• Supplied text:
%%

# live baiting from the beach?



## uncdub13 (Aug 9, 2003)

i've been trying to think up some ideas for live baiting for kings/cobia this spring and summer off the beach by paddling out baits w/ the kayak and fishing them near the surface like on the piers. floating them with a balloon was what i was thinking if the wind's offshore, but would it be hard to keep the bait out there without anchoring somehow with a sinker? i know most of this depends on the conditions any given day, and i'd most likely be trying only when it's fairly calm. anyone ever tried this or have any ideas? just bored...


----------



## striperswiper (Nov 30, 2004)

use a fishfinder rig make your leder as deep as you want your bait to swim and put a balloon or float where your swivel is so that will float up if you give your line enough slack just an idea i thought of trying this summer i always wonderd if i was the only one who thought about this stuff


----------



## uncdub13 (Aug 9, 2003)

that sounds like a pretty dang good idea. thanks man. 

cant wait til spring!


----------



## Mark G (Nov 15, 2004)

*careful*

I believe in NC it is illegal to use balloons as a float in the ocean , they are a danger to sea turtles, so I'd stick with standard floats, or check to be sure at any rate, before using balloons.


----------



## uncdub13 (Aug 9, 2003)

thanks for the heads up man. i thought i heard that the kid who got that tarpon off bogue pier last summer floated his bait out on a balloon. maybe im wrong, ill make sure to double check when/if i decide to go through with this idea.

%%

• To be done:
a) In the live-baiting forum thread, rewrite the stretch from "I believe in" through "before using balloons.", changing "sea turtles" to "marine life".
b) Carry the forum thread on live baiting from the beach forward from the point where its final post stops.

• Extracted entries:
%%

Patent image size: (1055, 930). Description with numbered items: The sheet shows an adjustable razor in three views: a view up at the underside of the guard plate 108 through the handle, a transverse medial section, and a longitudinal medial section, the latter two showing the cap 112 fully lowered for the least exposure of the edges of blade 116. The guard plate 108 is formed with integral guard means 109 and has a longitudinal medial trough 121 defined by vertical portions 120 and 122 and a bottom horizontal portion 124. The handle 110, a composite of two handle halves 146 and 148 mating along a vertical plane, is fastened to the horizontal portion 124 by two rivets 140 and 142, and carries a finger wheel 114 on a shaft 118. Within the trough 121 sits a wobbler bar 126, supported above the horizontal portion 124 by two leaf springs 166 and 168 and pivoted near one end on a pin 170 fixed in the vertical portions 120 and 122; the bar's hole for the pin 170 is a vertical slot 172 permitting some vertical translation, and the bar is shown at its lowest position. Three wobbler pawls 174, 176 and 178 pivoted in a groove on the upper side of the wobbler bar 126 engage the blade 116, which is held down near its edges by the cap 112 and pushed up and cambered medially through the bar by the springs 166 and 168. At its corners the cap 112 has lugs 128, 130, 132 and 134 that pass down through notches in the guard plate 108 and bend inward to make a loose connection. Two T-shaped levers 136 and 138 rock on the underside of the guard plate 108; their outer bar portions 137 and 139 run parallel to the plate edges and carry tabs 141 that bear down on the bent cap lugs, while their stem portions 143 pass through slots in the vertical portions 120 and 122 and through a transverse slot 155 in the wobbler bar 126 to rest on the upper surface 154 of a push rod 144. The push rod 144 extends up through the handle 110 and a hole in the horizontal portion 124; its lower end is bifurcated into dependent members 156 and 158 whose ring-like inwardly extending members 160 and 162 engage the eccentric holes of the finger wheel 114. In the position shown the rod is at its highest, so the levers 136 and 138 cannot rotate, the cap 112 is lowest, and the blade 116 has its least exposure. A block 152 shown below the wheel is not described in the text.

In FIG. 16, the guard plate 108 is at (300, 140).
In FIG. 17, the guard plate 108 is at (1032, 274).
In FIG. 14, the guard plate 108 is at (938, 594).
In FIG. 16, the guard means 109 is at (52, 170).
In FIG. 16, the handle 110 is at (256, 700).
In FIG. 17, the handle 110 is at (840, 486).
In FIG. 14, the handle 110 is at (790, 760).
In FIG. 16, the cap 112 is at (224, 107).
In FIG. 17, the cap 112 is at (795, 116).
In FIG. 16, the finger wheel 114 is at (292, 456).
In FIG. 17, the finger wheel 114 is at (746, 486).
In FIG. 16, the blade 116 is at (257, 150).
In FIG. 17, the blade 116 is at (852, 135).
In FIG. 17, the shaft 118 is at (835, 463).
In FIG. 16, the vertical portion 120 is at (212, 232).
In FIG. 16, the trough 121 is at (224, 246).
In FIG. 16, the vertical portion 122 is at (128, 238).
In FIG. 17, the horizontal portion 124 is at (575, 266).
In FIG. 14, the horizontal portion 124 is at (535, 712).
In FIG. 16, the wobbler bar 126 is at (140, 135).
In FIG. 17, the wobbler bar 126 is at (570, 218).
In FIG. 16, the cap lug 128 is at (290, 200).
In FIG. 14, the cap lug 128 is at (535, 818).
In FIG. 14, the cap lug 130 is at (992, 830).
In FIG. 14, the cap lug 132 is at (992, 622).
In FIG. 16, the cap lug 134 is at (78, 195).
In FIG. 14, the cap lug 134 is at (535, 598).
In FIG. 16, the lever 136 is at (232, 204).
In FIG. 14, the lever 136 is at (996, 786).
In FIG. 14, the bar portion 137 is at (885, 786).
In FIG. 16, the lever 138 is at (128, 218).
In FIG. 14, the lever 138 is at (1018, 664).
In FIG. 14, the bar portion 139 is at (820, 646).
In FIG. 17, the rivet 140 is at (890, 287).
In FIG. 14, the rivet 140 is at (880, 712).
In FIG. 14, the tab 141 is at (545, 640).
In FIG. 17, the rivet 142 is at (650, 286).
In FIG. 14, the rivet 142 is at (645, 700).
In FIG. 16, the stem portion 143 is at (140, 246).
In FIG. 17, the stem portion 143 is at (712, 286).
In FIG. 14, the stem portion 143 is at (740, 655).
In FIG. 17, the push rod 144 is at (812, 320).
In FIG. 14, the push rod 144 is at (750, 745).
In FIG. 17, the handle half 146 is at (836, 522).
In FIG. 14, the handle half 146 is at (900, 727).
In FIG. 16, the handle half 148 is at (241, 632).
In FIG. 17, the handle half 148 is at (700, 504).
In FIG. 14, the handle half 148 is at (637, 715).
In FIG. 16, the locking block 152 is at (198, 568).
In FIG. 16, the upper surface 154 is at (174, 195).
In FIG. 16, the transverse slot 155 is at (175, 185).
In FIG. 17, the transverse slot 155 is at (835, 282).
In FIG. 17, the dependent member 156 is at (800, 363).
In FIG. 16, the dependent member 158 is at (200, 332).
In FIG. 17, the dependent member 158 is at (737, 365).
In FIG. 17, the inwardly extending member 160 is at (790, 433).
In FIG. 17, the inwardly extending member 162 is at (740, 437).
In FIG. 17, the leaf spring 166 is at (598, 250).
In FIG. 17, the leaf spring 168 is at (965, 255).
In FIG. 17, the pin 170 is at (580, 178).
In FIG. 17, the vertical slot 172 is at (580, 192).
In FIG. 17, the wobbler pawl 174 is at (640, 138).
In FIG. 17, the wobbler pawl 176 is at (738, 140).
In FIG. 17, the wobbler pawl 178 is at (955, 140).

%%

• Answers given:
a)
I believe in NC it is illegal to use balloons as a float in the ocean , they are a danger to marine life, so I'd stick with standard floats, or check to be sure at any rate, before using balloons.

b)
----------



## TC (Oct 21, 2002)

PM Chad... He is the cobia/yak authority, so to speak... outstanding fisherman and secretary of TKAA. Has enlightened me a lot and will probably advise you as to how to actually scare the cobes to bite! 
TC


----------



## chris storrs (Aug 25, 2005)

uncdub13 said:


> thanks for the heads up man. i thought i heard that the kid who got that tarpon off bogue pier last summer floated his bait out on a balloon. maybe im wrong, ill make sure to double check when/if i decide to go through with this idea.


 im 99% sure that he caught it ona pin rig....if its the same kid that we are talkin about i met him on rodanthe pier....also im almost positive baloons are illegal....i use baseball sized foam floats...


----------



## Clyde (Oct 18, 2003)

Balloons are illegal in CHNS, but not NC as a whole. I believe Jesse did use a baloon.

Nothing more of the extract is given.